Task input:
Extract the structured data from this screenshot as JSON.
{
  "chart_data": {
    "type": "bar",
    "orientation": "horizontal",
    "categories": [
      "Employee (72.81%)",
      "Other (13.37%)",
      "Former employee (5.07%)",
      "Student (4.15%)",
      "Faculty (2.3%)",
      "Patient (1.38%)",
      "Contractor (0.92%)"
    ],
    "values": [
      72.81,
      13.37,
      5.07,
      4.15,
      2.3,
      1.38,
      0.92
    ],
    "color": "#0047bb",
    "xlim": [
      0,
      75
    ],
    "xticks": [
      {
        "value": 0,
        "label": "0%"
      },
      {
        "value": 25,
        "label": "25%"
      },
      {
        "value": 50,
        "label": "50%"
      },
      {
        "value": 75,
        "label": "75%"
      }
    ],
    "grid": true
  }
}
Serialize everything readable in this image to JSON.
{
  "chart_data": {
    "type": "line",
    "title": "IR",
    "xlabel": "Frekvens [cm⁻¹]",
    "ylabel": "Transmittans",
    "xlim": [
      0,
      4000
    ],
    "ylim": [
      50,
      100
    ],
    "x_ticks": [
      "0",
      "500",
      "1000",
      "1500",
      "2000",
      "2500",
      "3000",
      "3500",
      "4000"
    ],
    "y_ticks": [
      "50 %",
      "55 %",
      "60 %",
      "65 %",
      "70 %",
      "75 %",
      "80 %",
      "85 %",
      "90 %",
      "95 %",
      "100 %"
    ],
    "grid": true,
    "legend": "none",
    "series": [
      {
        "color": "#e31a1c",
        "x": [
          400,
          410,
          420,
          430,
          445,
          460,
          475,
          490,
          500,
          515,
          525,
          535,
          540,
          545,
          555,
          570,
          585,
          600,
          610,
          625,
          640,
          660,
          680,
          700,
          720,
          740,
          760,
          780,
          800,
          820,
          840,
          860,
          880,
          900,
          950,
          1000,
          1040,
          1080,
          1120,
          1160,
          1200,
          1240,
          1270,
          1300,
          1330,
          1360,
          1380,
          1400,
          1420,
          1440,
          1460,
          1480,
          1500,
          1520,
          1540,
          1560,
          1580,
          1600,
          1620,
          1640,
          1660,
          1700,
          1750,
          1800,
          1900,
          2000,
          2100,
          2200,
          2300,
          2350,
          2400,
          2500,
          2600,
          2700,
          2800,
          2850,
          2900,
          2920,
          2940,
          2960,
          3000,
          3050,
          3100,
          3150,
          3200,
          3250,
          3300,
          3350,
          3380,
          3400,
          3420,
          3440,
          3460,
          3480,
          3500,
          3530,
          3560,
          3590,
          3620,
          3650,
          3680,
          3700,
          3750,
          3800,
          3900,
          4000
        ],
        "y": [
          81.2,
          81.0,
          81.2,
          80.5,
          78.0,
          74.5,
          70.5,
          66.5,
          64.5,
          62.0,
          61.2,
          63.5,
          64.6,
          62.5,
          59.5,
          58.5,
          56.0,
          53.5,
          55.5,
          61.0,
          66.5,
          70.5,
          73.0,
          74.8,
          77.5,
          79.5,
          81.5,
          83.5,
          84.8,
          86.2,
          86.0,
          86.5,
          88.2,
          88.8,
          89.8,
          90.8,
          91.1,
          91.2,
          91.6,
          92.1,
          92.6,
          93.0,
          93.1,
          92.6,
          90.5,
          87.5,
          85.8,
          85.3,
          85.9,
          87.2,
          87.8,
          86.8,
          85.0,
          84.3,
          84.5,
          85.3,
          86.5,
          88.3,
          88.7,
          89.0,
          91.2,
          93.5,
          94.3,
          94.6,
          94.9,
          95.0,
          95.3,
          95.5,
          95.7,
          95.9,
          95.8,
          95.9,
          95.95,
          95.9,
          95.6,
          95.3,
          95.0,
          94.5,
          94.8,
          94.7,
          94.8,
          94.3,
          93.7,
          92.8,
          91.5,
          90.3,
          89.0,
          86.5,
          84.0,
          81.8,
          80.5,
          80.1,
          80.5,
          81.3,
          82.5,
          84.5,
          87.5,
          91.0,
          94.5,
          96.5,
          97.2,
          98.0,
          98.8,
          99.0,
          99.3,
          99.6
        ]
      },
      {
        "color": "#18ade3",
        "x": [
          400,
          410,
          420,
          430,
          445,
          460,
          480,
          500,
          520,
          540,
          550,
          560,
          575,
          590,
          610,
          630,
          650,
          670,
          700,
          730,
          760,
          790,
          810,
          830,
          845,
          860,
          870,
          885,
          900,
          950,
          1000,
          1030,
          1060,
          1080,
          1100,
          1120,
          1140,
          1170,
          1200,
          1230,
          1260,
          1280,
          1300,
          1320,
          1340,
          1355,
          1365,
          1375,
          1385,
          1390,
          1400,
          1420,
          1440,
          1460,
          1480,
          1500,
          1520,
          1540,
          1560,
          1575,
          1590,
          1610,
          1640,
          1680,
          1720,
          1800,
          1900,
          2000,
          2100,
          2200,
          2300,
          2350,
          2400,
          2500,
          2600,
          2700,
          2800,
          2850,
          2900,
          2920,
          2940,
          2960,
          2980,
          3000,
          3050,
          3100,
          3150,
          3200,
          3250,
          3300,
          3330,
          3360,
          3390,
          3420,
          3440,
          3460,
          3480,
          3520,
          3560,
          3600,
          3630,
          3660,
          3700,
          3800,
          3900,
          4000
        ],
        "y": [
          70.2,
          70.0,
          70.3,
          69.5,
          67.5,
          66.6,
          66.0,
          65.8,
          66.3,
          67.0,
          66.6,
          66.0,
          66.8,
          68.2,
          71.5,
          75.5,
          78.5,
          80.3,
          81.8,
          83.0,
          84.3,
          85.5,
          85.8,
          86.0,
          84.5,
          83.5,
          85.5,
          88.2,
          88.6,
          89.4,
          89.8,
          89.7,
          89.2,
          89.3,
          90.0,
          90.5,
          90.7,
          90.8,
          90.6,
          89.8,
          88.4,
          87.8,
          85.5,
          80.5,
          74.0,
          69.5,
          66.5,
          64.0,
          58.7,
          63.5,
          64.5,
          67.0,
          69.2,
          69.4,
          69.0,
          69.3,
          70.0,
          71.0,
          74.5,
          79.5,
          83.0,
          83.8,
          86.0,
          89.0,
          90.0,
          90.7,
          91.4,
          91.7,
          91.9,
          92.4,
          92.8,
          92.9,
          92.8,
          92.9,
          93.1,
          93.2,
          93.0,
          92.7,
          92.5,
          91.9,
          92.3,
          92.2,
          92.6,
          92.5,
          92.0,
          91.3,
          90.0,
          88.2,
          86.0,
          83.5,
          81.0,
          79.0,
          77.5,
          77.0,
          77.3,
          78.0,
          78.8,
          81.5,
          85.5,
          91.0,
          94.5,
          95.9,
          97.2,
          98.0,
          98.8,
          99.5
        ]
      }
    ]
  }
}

What you need to do: Reproduce the data, keeping every line exactly the same.

Solution to the exercise:
Extract the structured data from this screenshot as JSON.
{
  "chart_data": {
    "type": "bar",
    "orientation": "horizontal",
    "categories": [
      "Employee (72.81%)",
      "Other (13.37%)",
      "Former employee (5.07%)",
      "Student (4.15%)",
      "Faculty (2.3%)",
      "Patient (1.38%)",
      "Contractor (0.92%)"
    ],
    "values": [
      72.81,
      13.37,
      5.07,
      4.15,
      2.3,
      1.38,
      0.92
    ],
    "color": "#0047bb",
    "xlim": [
      0,
      75
    ],
    "xticks": [
      {
        "value": 0,
        "label": "0%"
      },
      {
        "value": 25,
        "label": "25%"
      },
      {
        "value": 50,
        "label": "50%"
      },
      {
        "value": 75,
        "label": "75%"
      }
    ],
    "grid": true
  }
}
Serialize everything readable in this image to JSON.
{
  "chart_data": {
    "type": "line",
    "title": "IR",
    "xlabel": "Frekvens [cm⁻¹]",
    "ylabel": "Transmittans",
    "xlim": [
      0,
      4000
    ],
    "ylim": [
      50,
      100
    ],
    "x_ticks": [
      "0",
      "500",
      "1000",
      "1500",
      "2000",
      "2500",
      "3000",
      "3500",
      "4000"
    ],
    "y_ticks": [
      "50 %",
      "55 %",
      "60 %",
      "65 %",
      "70 %",
      "75 %",
      "80 %",
      "85 %",
      "90 %",
      "95 %",
      "100 %"
    ],
    "grid": true,
    "legend": "none",
    "series": [
      {
        "color": "#e31a1c",
        "x": [
          400,
          410,
          420,
          430,
          445,
          460,
          475,
          490,
          500,
          515,
          525,
          535,
          540,
          545,
          555,
          570,
          585,
          600,
          610,
          625,
          640,
          660,
          680,
          700,
          720,
          740,
          760,
          780,
          800,
          820,
          840,
          860,
          880,
          900,
          950,
          1000,
          1040,
          1080,
          1120,
          1160,
          1200,
          1240,
          1270,
          1300,
          1330,
          1360,
          1380,
          1400,
          1420,
          1440,
          1460,
          1480,
          1500,
          1520,
          1540,
          1560,
          1580,
          1600,
          1620,
          1640,
          1660,
          1700,
          1750,
          1800,
          1900,
          2000,
          2100,
          2200,
          2300,
          2350,
          2400,
          2500,
          2600,
          2700,
          2800,
          2850,
          2900,
          2920,
          2940,
          2960,
          3000,
          3050,
          3100,
          3150,
          3200,
          3250,
          3300,
          3350,
          3380,
          3400,
          3420,
          3440,
          3460,
          3480,
          3500,
          3530,
          3560,
          3590,
          3620,
          3650,
          3680,
          3700,
          3750,
          3800,
          3900,
          4000
        ],
        "y": [
          81.2,
          81.0,
          81.2,
          80.5,
          78.0,
          74.5,
          70.5,
          66.5,
          64.5,
          62.0,
          61.2,
          63.5,
          64.6,
          62.5,
          59.5,
          58.5,
          56.0,
          53.5,
          55.5,
          61.0,
          66.5,
          70.5,
          73.0,
          74.8,
          77.5,
          79.5,
          81.5,
          83.5,
          84.8,
          86.2,
          86.0,
          86.5,
          88.2,
          88.8,
          89.8,
          90.8,
          91.1,
          91.2,
          91.6,
          92.1,
          92.6,
          93.0,
          93.1,
          92.6,
          90.5,
          87.5,
          85.8,
          85.3,
          85.9,
          87.2,
          87.8,
          86.8,
          85.0,
          84.3,
          84.5,
          85.3,
          86.5,
          88.3,
          88.7,
          89.0,
          91.2,
          93.5,
          94.3,
          94.6,
          94.9,
          95.0,
          95.3,
          95.5,
          95.7,
          95.9,
          95.8,
          95.9,
          95.95,
          95.9,
          95.6,
          95.3,
          95.0,
          94.5,
          94.8,
          94.7,
          94.8,
          94.3,
          93.7,
          92.8,
          91.5,
          90.3,
          89.0,
          86.5,
          84.0,
          81.8,
          80.5,
          80.1,
          80.5,
          81.3,
          82.5,
          84.5,
          87.5,
          91.0,
          94.5,
          96.5,
          97.2,
          98.0,
          98.8,
          99.0,
          99.3,
          99.6
        ]
      },
      {
        "color": "#18ade3",
        "x": [
          400,
          410,
          420,
          430,
          445,
          460,
          480,
          500,
          520,
          540,
          550,
          560,
          575,
          590,
          610,
          630,
          650,
          670,
          700,
          730,
          760,
          790,
          810,
          830,
          845,
          860,
          870,
          885,
          900,
          950,
          1000,
          1030,
          1060,
          1080,
          1100,
          1120,
          1140,
          1170,
          1200,
          1230,
          1260,
          1280,
          1300,
          1320,
          1340,
          1355,
          1365,
          1375,
          1385,
          1390,
          1400,
          1420,
          1440,
          1460,
          1480,
          1500,
          1520,
          1540,
          1560,
          1575,
          1590,
          1610,
          1640,
          1680,
          1720,
          1800,
          1900,
          2000,
          2100,
          2200,
          2300,
          2350,
          2400,
          2500,
          2600,
          2700,
          2800,
          2850,
          2900,
          2920,
          2940,
          2960,
          2980,
          3000,
          3050,
          3100,
          3150,
          3200,
          3250,
          3300,
          3330,
          3360,
          3390,
          3420,
          3440,
          3460,
          3480,
          3520,
          3560,
          3600,
          3630,
          3660,
          3700,
          3800,
          3900,
          4000
        ],
        "y": [
          70.2,
          70.0,
          70.3,
          69.5,
          67.5,
          66.6,
          66.0,
          65.8,
          66.3,
          67.0,
          66.6,
          66.0,
          66.8,
          68.2,
          71.5,
          75.5,
          78.5,
          80.3,
          81.8,
          83.0,
          84.3,
          85.5,
          85.8,
          86.0,
          84.5,
          83.5,
          85.5,
          88.2,
          88.6,
          89.4,
          89.8,
          89.7,
          89.2,
          89.3,
          90.0,
          90.5,
          90.7,
          90.8,
          90.6,
          89.8,
          88.4,
          87.8,
          85.5,
          80.5,
          74.0,
          69.5,
          66.5,
          64.0,
          58.7,
          63.5,
          64.5,
          67.0,
          69.2,
          69.4,
          69.0,
          69.3,
          70.0,
          71.0,
          74.5,
          79.5,
          83.0,
          83.8,
          86.0,
          89.0,
          90.0,
          90.7,
          91.4,
          91.7,
          91.9,
          92.4,
          92.8,
          92.9,
          92.8,
          92.9,
          93.1,
          93.2,
          93.0,
          92.7,
          92.5,
          91.9,
          92.3,
          92.2,
          92.6,
          92.5,
          92.0,
          91.3,
          90.0,
          88.2,
          86.0,
          83.5,
          81.0,
          79.0,
          77.5,
          77.0,
          77.3,
          78.0,
          78.8,
          81.5,
          85.5,
          91.0,
          94.5,
          95.9,
          97.2,
          98.0,
          98.8,
          99.5
        ]
      }
    ]
  }
}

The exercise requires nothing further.